- _WHAT YOU HAVE TO DO_
Collect every line below that contains the word "Developed".

Saved entries

[Begin]

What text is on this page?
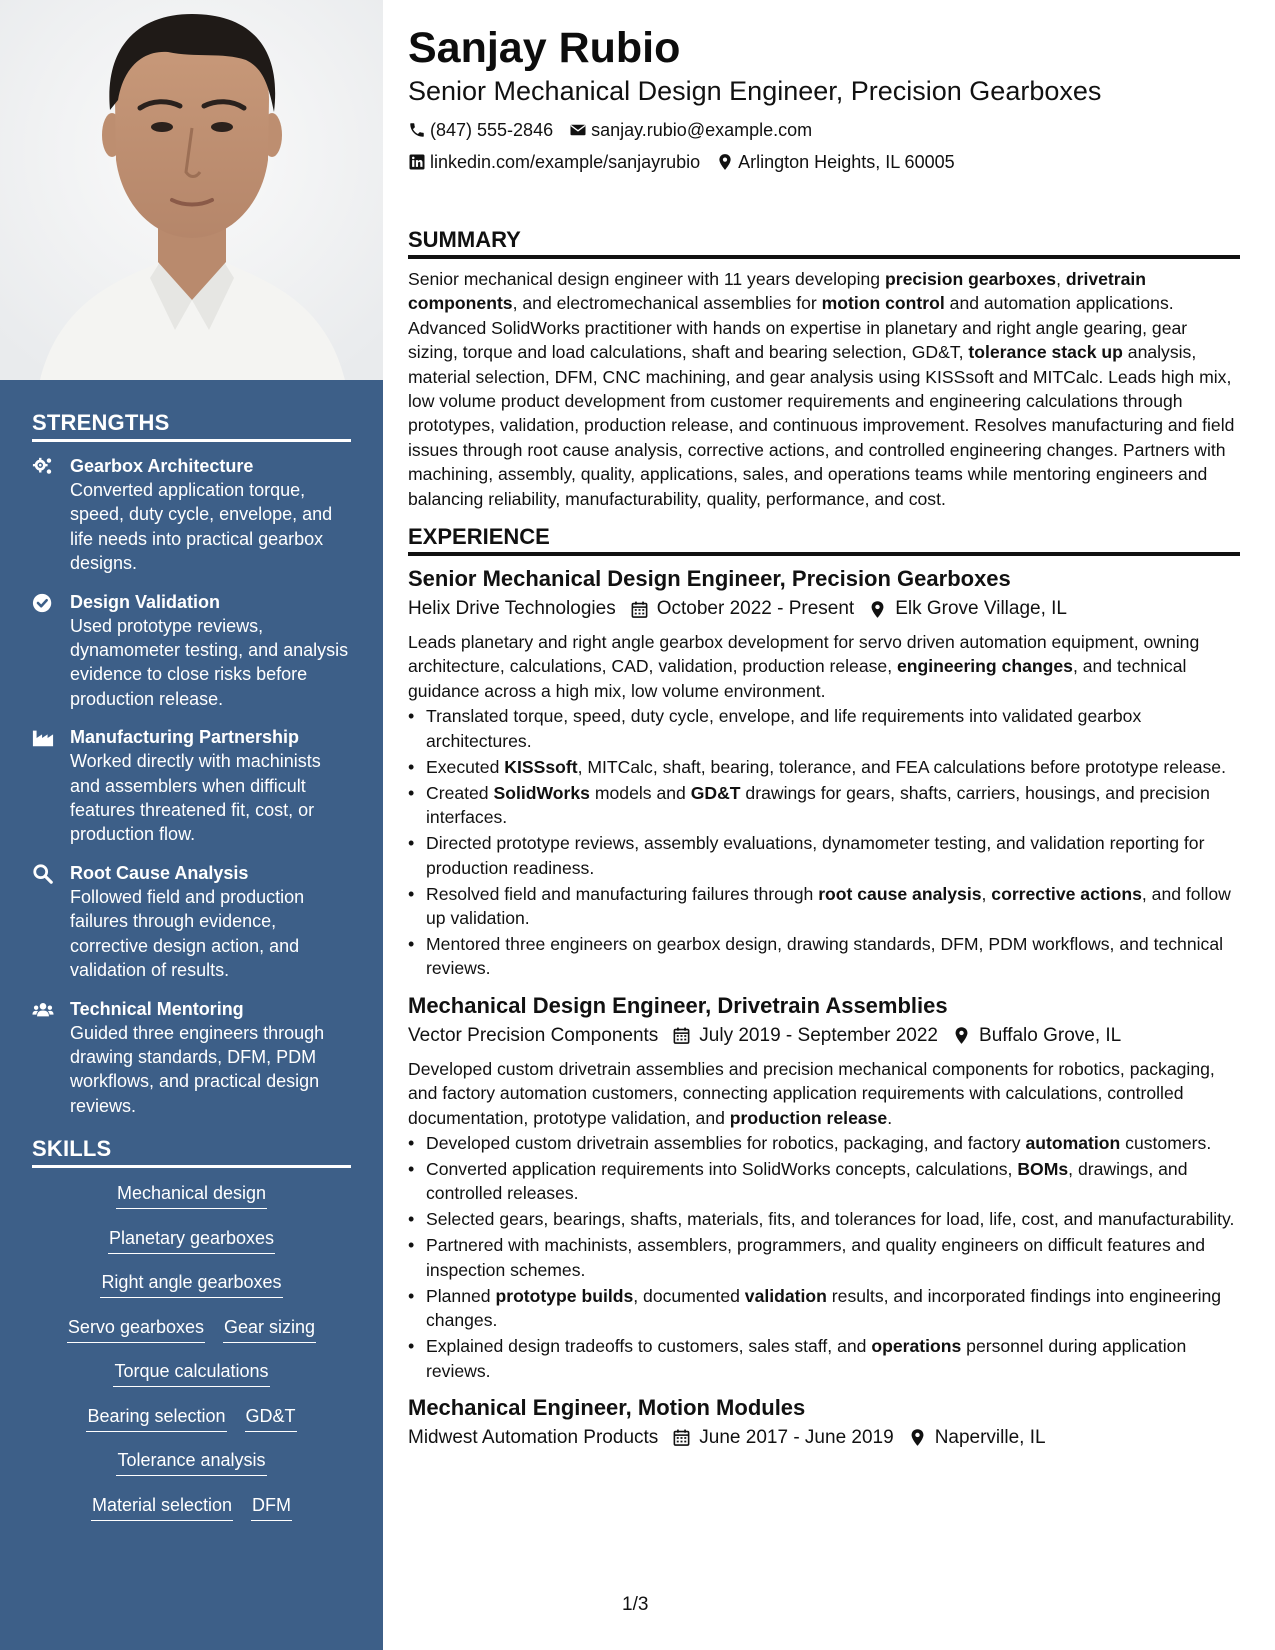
STRENGTHS
Gearbox Architecture
Converted application torque, speed, duty cycle, envelope, and life needs into practical gearbox designs.
Design Validation
Used prototype reviews, dynamometer testing, and analysis evidence to close risks before production release.
Manufacturing Partnership
Worked directly with machinists and assemblers when difficult features threatened fit, cost, or production flow.
Root Cause Analysis
Followed field and production failures through evidence, corrective design action, and validation of results.
Technical Mentoring
Guided three engineers through drawing standards, DFM, PDM workflows, and practical design reviews.
SKILLS
Mechanical design
Planetary gearboxes
Right angle gearboxes
Servo gearboxes Gear sizing
Torque calculations
Bearing selection GD&T
Tolerance analysis
Material selection DFM
Sanjay Rubio
Senior Mechanical Design Engineer, Precision Gearboxes
(847) 555-2846 sanjay.rubio@example.com
linkedin.com/example/sanjayrubio Arlington Heights, IL 60005
SUMMARY

Senior mechanical design engineer with 11 years developing precision gearboxes, drivetrain components, and electromechanical assemblies for motion control and automation applications. Advanced SolidWorks practitioner with hands on expertise in planetary and right angle gearing, gear sizing, torque and load calculations, shaft and bearing selection, GD&T, tolerance stack up analysis, material selection, DFM, CNC machining, and gear analysis using KISSsoft and MITCalc. Leads high mix, low volume product development from customer requirements and engineering calculations through prototypes, validation, production release, and continuous improvement. Resolves manufacturing and field issues through root cause analysis, corrective actions, and controlled engineering changes. Partners with machining, assembly, quality, applications, sales, and operations teams while mentoring engineers and balancing reliability, manufacturability, quality, performance, and cost.

EXPERIENCE
Senior Mechanical Design Engineer, Precision Gearboxes
Helix Drive Technologies October 2022 - Present Elk Grove Village, IL

Leads planetary and right angle gearbox development for servo driven automation equipment, owning architecture, calculations, CAD, validation, production release, engineering changes, and technical guidance across a high mix, low volume environment.

• Translated torque, speed, duty cycle, envelope, and life requirements into validated gearbox architectures.
• Executed KISSsoft, MITCalc, shaft, bearing, tolerance, and FEA calculations before prototype release.
• Created SolidWorks models and GD&T drawings for gears, shafts, carriers, housings, and precision interfaces.
• Directed prototype reviews, assembly evaluations, dynamometer testing, and validation reporting for production readiness.
• Resolved field and manufacturing failures through root cause analysis, corrective actions, and follow up validation.
• Mentored three engineers on gearbox design, drawing standards, DFM, PDM workflows, and technical reviews.
Mechanical Design Engineer, Drivetrain Assemblies
Vector Precision Components July 2019 - September 2022 Buffalo Grove, IL

Developed custom drivetrain assemblies and precision mechanical components for robotics, packaging, and factory automation customers, connecting application requirements with calculations, controlled documentation, prototype validation, and production release.

• Developed custom drivetrain assemblies for robotics, packaging, and factory automation customers.
• Converted application requirements into SolidWorks concepts, calculations, BOMs, drawings, and controlled releases.
• Selected gears, bearings, shafts, materials, fits, and tolerances for load, life, cost, and manufacturability.
• Partnered with machinists, assemblers, programmers, and quality engineers on difficult features and inspection schemes.
• Planned prototype builds, documented validation results, and incorporated findings into engineering changes.
• Explained design tradeoffs to customers, sales staff, and operations personnel during application reviews.
Mechanical Engineer, Motion Modules
Midwest Automation Products June 2017 - June 2019 Naperville, IL
1/3
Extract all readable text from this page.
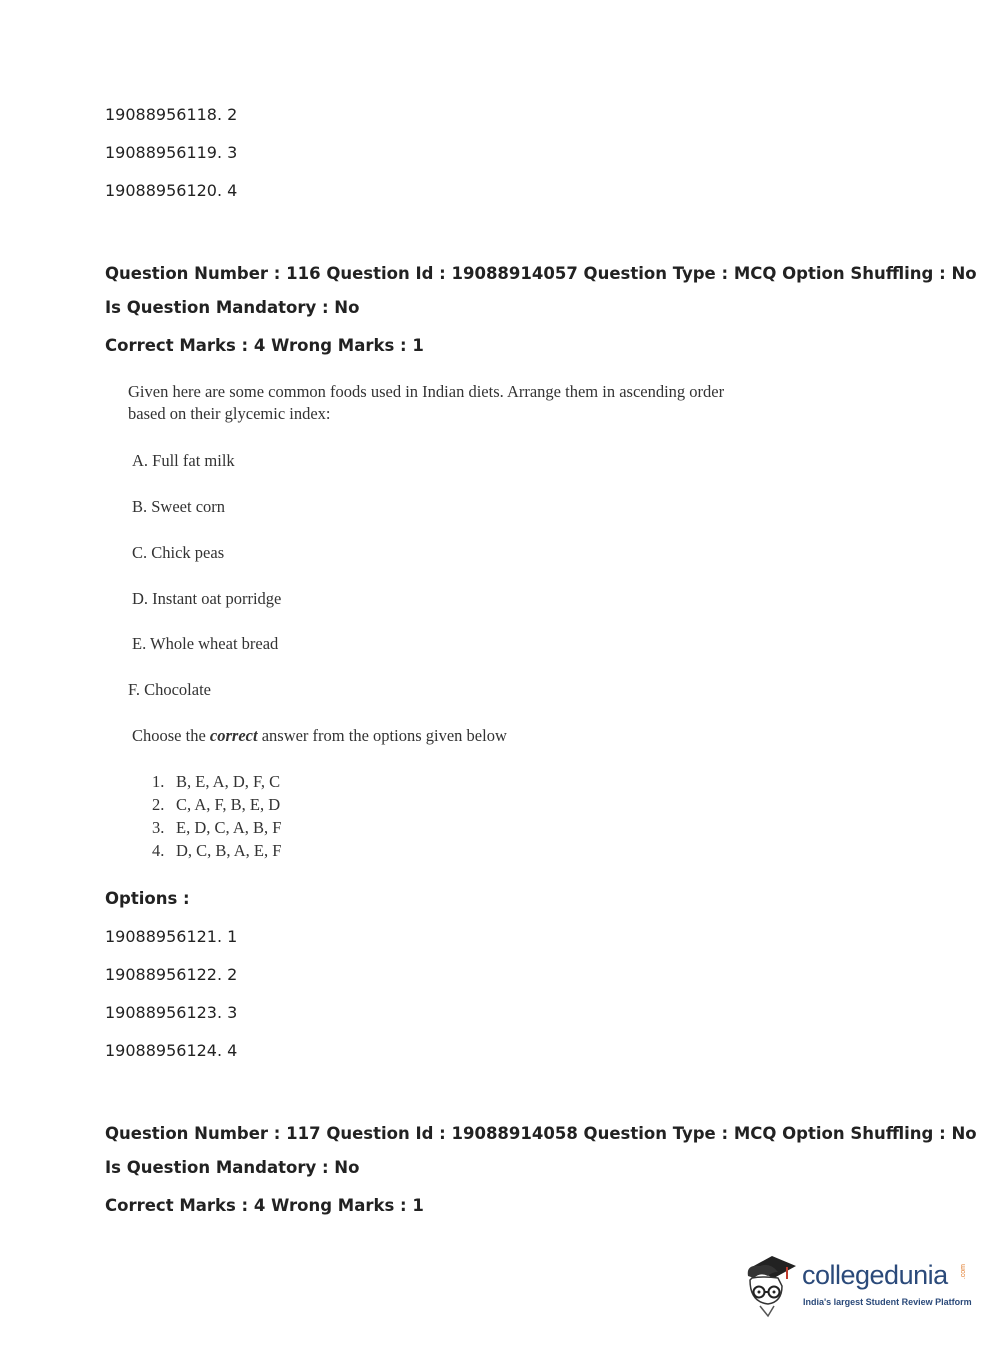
19088956118. 2
19088956119. 3
19088956120. 4
Question Number : 116 Question Id : 19088914057 Question Type : MCQ Option Shuffling : No
Is Question Mandatory : No
Correct Marks : 4 Wrong Marks : 1
Given here are some common foods used in Indian diets. Arrange them in ascending order
based on their glycemic index:
A. Full fat milk
B. Sweet corn
C. Chick peas
D. Instant oat porridge
E. Whole wheat bread
F. Chocolate
Choose the correct answer from the options given below
1. B, E, A, D, F, C
2. C, A, F, B, E, D
3. E, D, C, A, B, F
4. D, C, B, A, E, F
Options :
19088956121. 1
19088956122. 2
19088956123. 3
19088956124. 4
Question Number : 117 Question Id : 19088914058 Question Type : MCQ Option Shuffling : No
Is Question Mandatory : No
Correct Marks : 4 Wrong Marks : 1
collegedunia .com
India's largest Student Review Platform
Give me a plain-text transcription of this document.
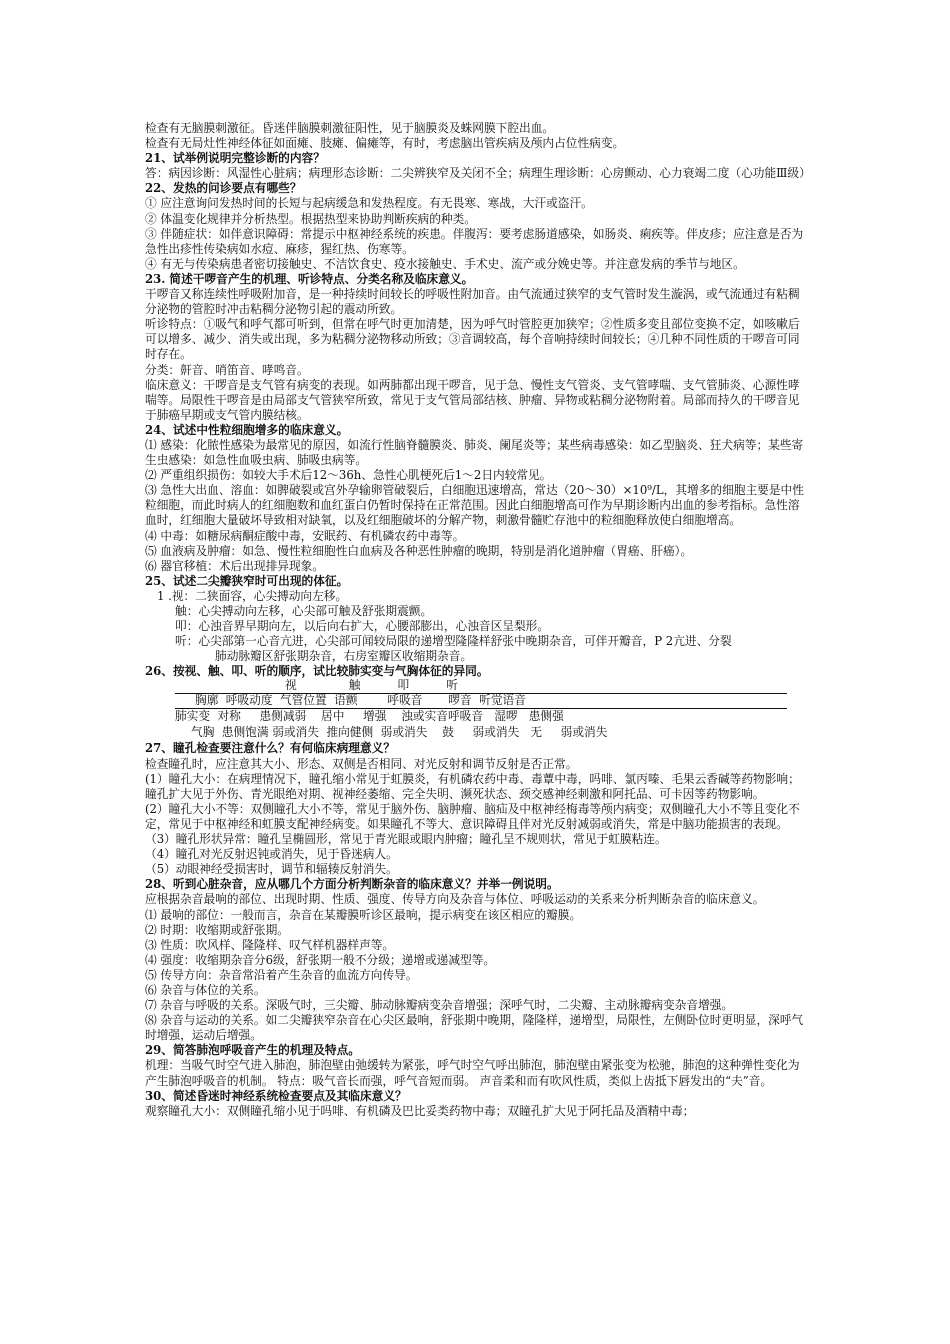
检查有无脑膜刺激征。昏迷伴脑膜刺激征阳性，见于脑膜炎及蛛网膜下腔出血。

检查有无局灶性神经体征如面瘫、肢瘫、偏瘫等，有时，考虑脑出管疾病及颅内占位性病变。

21、试举例说明完整诊断的内容？

答：病因诊断：风湿性心脏病；病理形态诊断：二尖辨狭窄及关闭不全；病理生理诊断：心房颤动、心力衰竭二度（心功能Ⅲ级）

22、发热的问诊要点有哪些？

① 应注意询问发热时间的长短与起病缓急和发热程度。有无畏寒、寒战，大汗或盗汗。

② 体温变化规律并分析热型。根据热型来协助判断疾病的种类。

③ 伴随症状：如伴意识障碍：常提示中枢神经系统的疾患。伴腹泻：要考虑肠道感染，如肠炎、痢疾等。伴皮疹；应注意是否为急性出疹性传染病如水痘、麻疹，猩红热、伤寒等。

④ 有无与传染病患者密切接触史、不洁饮食史、疫水接触史、手术史、流产或分娩史等。并注意发病的季节与地区。

23. 简述干啰音产生的机理、听诊特点、分类名称及临床意义。

干啰音又称连续性呼吸附加音，是一种持续时间较长的呼吸性附加音。由气流通过狭窄的支气管时发生漩涡，或气流通过有粘稠分泌物的管腔时冲击粘稠分泌物引起的震动所致。

听诊特点：①吸气和呼气都可听到，但常在呼气时更加清楚，因为呼气时管腔更加狭窄；②性质多变且部位变换不定，如咳嗽后可以增多、减少、消失或出现，多为粘稠分泌物移动所致；③音调较高，每个音响持续时间较长；④几种不同性质的干啰音可同时存在。

分类：鼾音、哨笛音、哮鸣音。

临床意义：干啰音是支气管有病变的表现。如两肺都出现干啰音，见于急、慢性支气管炎、支气管哮喘、支气管肺炎、心源性哮喘等。局限性干啰音是由局部支气管狭窄所致，常见于支气管局部结核、肿瘤、异物或粘稠分泌物附着。局部而持久的干啰音见于肺癌早期或支气管内膜结核。

24、试述中性粒细胞增多的临床意义。

⑴ 感染：化脓性感染为最常见的原因，如流行性脑脊髓膜炎、肺炎、阑尾炎等；某些病毒感染：如乙型脑炎、狂犬病等；某些寄生虫感染：如急性血吸虫病、肺吸虫病等。

⑵ 严重组织损伤：如较大手术后12～36h、急性心肌梗死后1～2日内较常见。

⑶ 急性大出血、溶血：如脾破裂或宫外孕输卵管破裂后，白细胞迅速增高，常达（20～30）×10⁹/L，其增多的细胞主要是中性粒细胞，而此时病人的红细胞数和血红蛋白仍暂时保持在正常范围。因此白细胞增高可作为早期诊断内出血的参考指标。急性溶血时，红细胞大量破坏导致相对缺氧，以及红细胞破坏的分解产物，刺激骨髓贮存池中的粒细胞释放使白细胞增高。

⑷ 中毒：如糖尿病酮症酸中毒，安眠药、有机磷农药中毒等。

⑸ 血液病及肿瘤：如急、慢性粒细胞性白血病及各种恶性肿瘤的晚期，特别是消化道肿瘤（胃癌、肝癌）。

⑹ 器官移植：术后出现排异现象。

25、试述二尖瓣狭窄时可出现的体征。

1 .视：二狭面容，心尖搏动向左移。

触：心尖搏动向左移，心尖部可触及舒张期震颤。

叩：心浊音界早期向左，以后向右扩大，心腰部膨出，心浊音区呈梨形。

听：心尖部第一心音亢进，心尖部可闻较局限的递增型隆隆样舒张中晚期杂音，可伴开瓣音，P 2亢进、分裂

肺动脉瓣区舒张期杂音，右房室瓣区收缩期杂音。

26、按视、触、叩、听的顺序，试比较肺实变与气胸体征的异同。

视              触          叩          听
胸廓  呼吸动度  气管位置  语颤        呼吸音       啰音  听觉语音
肺实变  对称     患侧减弱    居中     增强    浊或实音呼吸音   湿啰   患侧强
气胸  患侧饱满 弱或消失  推向健侧  弱或消失    鼓     弱或消失   无     弱或消失

27、瞳孔检查要注意什么？有何临床病理意义？

检查瞳孔时，应注意其大小、形态、双侧是否相同、对光反射和调节反射是否正常。

(1）瞳孔大小：在病理情况下，瞳孔缩小常见于虹膜炎，有机磷农药中毒、毒蕈中毒，吗啡、氯丙嗪、毛果云香碱等药物影响；瞳孔扩大见于外伤、青光眼绝对期、视神经萎缩、完全失明、濒死状态、颈交感神经刺激和阿托品、可卡因等药物影响。

(2）瞳孔大小不等：双侧瞳孔大小不等，常见于脑外伤、脑肿瘤、脑疝及中枢神经梅毒等颅内病变；双侧瞳孔大小不等且变化不定，常见于中枢神经和虹膜支配神经病变。如果瞳孔不等大、意识障碍且伴对光反射减弱或消失，常是中脑功能损害的表现。

（3）瞳孔形状异常：瞳孔呈椭圆形，常见于青光眼或眼内肿瘤；瞳孔呈不规则状，常见于虹膜粘连。

（4）瞳孔对光反射迟钝或消失，见于昏迷病人。

（5）动眼神经受损害时，调节和辐辏反射消失。

28、听到心脏杂音，应从哪几个方面分析判断杂音的临床意义？并举一例说明。

应根据杂音最响的部位、出现时期、性质、强度、传导方向及杂音与体位、呼吸运动的关系来分析判断杂音的临床意义。

⑴ 最响的部位：一般而言，杂音在某瓣膜听诊区最响，提示病变在该区相应的瓣膜。

⑵ 时期：收缩期或舒张期。

⑶ 性质：吹风样、隆隆样、叹气样机器样声等。

⑷ 强度：收缩期杂音分6级，舒张期一般不分级；递增或递减型等。

⑸ 传导方向：杂音常沿着产生杂音的血流方向传导。

⑹ 杂音与体位的关系。

⑺ 杂音与呼吸的关系。深吸气时，三尖瓣、肺动脉瓣病变杂音增强；深呼气时，二尖瓣、主动脉瓣病变杂音增强。

⑻ 杂音与运动的关系。如二尖瓣狭窄杂音在心尖区最响，舒张期中晚期，隆隆样，递增型，局限性，左侧卧位时更明显，深呼气时增强，运动后增强。

29、简答肺泡呼吸音产生的机理及特点。

机理：当吸气时空气进入肺泡，肺泡壁由弛缓转为紧张，呼气时空气呼出肺泡，肺泡壁由紧张变为松驰，肺泡的这种弹性变化为产生肺泡呼吸音的机制。 特点：吸气音长而强，呼气音短而弱。 声音柔和而有吹风性质，类似上齿抵下唇发出的“夫”音。

30、简述昏迷时神经系统检查要点及其临床意义？

观察瞳孔大小：双侧瞳孔缩小见于吗啡、有机磷及巴比妥类药物中毒；双瞳孔扩大见于阿托品及酒精中毒；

[End]

- _RESPONSE_
Developed custom drivetrain assemblies and precision mechanical components for robotics, packaging, and factory automation customers, connecting application requirements with calculations, controlled documentation, prototype validation, and production release.
• Developed custom drivetrain assemblies for robotics, packaging, and factory automation customers.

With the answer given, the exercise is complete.